- [Directions for this task]: Rewrite the lines from the first one through the line with "vocab-entry: 好(hào)行小慧(huì) <box>839", swapping "vocab-entry" for "word-entry" and leaving everything else unchanged.

- [Recorded information]:
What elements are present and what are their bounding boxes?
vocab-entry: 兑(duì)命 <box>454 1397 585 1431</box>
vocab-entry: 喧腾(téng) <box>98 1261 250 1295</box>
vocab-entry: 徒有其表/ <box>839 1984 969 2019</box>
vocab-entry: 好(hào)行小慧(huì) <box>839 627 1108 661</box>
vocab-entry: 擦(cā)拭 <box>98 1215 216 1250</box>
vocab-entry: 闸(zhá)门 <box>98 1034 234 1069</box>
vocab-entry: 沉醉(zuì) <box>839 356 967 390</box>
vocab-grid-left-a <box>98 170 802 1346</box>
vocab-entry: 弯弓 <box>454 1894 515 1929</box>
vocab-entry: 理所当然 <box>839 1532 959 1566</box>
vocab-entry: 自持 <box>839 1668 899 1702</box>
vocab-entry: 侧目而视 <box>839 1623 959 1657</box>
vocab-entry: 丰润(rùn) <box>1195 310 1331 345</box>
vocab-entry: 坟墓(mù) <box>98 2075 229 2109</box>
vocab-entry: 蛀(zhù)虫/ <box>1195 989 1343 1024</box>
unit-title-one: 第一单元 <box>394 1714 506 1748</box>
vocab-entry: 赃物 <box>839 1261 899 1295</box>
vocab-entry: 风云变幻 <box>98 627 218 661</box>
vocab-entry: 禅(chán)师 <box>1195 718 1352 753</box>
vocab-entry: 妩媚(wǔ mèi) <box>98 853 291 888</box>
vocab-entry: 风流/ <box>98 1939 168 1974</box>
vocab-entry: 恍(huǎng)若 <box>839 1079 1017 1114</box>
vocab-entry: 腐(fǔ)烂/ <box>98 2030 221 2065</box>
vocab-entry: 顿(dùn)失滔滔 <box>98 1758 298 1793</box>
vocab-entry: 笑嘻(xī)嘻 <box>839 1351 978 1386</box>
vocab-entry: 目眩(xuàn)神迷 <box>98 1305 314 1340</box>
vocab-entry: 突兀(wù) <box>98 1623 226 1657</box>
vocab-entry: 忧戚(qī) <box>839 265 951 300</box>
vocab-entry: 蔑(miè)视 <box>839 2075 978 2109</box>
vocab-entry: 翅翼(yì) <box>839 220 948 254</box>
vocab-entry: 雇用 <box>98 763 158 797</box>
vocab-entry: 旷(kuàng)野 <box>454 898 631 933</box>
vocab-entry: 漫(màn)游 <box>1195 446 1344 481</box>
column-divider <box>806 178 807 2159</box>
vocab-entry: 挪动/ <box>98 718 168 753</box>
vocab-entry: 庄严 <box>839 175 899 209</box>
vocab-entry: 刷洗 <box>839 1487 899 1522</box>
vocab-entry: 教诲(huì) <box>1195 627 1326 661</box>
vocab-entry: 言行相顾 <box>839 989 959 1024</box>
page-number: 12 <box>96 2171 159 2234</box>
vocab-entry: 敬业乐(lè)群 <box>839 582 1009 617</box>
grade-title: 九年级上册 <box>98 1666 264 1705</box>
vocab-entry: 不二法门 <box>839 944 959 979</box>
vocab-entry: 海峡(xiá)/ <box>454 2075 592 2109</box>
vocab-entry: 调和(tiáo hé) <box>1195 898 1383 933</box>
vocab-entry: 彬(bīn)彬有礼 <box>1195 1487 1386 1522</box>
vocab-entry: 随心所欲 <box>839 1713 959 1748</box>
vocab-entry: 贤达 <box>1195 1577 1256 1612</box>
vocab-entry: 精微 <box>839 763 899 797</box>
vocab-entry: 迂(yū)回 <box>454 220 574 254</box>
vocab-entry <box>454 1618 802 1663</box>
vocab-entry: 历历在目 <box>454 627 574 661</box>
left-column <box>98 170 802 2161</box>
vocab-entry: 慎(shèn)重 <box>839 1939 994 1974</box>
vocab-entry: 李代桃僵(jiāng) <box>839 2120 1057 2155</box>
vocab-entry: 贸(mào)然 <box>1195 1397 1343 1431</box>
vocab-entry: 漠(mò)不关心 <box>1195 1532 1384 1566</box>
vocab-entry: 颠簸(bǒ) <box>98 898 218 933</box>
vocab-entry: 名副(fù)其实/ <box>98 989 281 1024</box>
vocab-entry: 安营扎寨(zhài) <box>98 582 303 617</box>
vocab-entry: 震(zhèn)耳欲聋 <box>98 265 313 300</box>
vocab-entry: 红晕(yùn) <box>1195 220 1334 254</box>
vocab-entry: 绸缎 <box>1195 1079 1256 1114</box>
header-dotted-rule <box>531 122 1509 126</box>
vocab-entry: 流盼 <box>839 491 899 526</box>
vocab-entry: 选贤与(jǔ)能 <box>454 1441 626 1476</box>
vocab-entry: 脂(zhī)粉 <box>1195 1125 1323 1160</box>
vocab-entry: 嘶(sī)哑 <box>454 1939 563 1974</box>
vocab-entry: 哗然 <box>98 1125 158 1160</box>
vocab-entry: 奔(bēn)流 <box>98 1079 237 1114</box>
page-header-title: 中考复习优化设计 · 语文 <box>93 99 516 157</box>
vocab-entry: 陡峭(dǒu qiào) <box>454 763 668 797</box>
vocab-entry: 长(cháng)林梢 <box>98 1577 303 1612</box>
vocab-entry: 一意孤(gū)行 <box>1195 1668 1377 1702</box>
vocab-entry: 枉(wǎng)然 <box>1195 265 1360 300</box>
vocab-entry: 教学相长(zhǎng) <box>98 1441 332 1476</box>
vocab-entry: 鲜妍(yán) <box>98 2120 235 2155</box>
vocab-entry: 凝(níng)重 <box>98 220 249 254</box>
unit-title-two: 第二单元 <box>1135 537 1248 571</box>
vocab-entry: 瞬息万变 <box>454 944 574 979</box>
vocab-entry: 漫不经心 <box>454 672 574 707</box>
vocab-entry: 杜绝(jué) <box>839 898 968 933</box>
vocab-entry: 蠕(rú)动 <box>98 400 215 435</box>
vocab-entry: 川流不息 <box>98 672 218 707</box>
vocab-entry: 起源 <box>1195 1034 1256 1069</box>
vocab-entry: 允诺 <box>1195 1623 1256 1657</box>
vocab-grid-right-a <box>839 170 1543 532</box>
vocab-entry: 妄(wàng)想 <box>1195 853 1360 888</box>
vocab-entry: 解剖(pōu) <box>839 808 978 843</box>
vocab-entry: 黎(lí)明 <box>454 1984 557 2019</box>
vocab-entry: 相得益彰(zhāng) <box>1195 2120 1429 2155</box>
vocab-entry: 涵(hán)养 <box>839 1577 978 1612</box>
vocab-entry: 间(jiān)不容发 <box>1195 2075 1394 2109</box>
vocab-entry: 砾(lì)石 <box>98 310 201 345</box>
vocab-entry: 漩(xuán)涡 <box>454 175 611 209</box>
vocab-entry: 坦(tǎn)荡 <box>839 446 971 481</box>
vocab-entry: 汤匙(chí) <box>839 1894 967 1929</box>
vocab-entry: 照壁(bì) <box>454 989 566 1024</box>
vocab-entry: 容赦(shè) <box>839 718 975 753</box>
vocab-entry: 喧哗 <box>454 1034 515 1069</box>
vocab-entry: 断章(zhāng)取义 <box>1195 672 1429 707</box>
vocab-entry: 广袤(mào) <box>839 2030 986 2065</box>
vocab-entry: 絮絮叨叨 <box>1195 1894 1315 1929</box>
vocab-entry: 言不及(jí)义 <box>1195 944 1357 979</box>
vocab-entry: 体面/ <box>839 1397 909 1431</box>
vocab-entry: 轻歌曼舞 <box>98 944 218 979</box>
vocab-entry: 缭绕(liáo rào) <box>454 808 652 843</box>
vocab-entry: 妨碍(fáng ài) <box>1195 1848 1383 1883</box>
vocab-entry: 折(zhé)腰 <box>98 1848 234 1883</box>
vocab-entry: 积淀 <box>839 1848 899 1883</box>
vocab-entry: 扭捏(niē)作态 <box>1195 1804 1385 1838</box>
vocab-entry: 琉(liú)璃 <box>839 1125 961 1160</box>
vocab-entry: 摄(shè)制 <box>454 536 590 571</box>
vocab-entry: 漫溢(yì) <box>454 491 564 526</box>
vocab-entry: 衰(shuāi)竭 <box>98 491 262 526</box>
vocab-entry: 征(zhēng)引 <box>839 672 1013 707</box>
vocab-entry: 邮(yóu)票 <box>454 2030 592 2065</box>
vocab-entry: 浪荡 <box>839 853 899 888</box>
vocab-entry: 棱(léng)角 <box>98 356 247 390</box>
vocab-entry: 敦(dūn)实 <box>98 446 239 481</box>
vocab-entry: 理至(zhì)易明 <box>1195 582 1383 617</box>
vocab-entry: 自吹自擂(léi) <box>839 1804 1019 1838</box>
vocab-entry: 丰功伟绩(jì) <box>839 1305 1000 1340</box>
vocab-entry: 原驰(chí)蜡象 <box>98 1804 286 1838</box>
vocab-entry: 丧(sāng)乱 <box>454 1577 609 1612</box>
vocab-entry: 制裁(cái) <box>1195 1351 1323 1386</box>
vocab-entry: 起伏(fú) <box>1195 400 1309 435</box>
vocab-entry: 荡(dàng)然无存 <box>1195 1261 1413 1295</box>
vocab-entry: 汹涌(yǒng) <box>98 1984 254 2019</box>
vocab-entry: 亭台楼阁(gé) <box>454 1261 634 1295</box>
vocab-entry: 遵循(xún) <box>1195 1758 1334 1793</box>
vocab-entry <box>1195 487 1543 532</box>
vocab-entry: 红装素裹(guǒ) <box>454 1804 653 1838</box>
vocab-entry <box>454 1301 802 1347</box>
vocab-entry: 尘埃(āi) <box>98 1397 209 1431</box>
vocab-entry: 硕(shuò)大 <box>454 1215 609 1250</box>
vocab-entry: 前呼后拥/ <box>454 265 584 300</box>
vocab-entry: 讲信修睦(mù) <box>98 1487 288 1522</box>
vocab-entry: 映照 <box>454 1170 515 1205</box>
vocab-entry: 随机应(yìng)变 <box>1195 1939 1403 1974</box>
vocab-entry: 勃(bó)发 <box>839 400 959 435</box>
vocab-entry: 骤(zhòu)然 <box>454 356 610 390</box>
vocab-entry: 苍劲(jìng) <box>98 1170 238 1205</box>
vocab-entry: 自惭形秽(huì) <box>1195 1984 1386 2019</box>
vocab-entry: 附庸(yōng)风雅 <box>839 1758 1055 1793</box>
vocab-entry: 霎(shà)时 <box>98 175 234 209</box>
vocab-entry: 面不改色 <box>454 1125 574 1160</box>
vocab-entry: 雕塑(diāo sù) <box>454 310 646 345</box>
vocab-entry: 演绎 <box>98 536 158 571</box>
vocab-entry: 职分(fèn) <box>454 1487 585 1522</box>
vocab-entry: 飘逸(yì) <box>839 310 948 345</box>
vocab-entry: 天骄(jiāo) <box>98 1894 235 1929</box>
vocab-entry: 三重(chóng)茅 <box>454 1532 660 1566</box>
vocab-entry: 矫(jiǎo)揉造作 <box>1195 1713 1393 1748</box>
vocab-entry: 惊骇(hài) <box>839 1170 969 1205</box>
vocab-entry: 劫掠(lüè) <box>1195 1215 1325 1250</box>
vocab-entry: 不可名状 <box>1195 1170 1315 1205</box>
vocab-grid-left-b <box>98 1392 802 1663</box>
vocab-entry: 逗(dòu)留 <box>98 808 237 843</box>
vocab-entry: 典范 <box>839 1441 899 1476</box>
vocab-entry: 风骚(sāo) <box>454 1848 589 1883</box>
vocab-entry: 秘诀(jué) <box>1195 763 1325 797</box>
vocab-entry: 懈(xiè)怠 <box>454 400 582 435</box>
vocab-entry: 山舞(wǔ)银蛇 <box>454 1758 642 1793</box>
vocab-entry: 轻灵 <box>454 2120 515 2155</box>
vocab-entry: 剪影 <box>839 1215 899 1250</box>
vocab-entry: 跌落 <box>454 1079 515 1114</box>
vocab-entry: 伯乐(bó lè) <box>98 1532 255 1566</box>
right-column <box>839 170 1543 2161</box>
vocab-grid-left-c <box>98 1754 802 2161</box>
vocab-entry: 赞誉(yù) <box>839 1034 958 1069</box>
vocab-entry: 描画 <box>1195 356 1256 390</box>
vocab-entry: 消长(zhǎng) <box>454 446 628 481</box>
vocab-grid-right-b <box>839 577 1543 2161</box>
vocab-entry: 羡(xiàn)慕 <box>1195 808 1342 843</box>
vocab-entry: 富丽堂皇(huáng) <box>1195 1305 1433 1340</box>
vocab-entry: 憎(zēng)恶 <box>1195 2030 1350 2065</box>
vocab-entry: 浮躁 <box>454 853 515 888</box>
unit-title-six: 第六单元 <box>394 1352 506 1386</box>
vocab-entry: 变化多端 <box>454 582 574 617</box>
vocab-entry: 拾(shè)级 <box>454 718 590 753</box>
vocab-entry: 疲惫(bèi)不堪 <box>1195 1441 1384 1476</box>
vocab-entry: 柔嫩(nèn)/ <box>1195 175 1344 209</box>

- [Result]:
What elements are present and what are their bounding boxes?
word-entry: 兑(duì)命 <box>454 1397 585 1431</box>
word-entry: 喧腾(téng) <box>98 1261 250 1295</box>
word-entry: 徒有其表/ <box>839 1984 969 2019</box>
word-entry: 好(hào)行小慧(huì) <box>839 627 1108 661</box>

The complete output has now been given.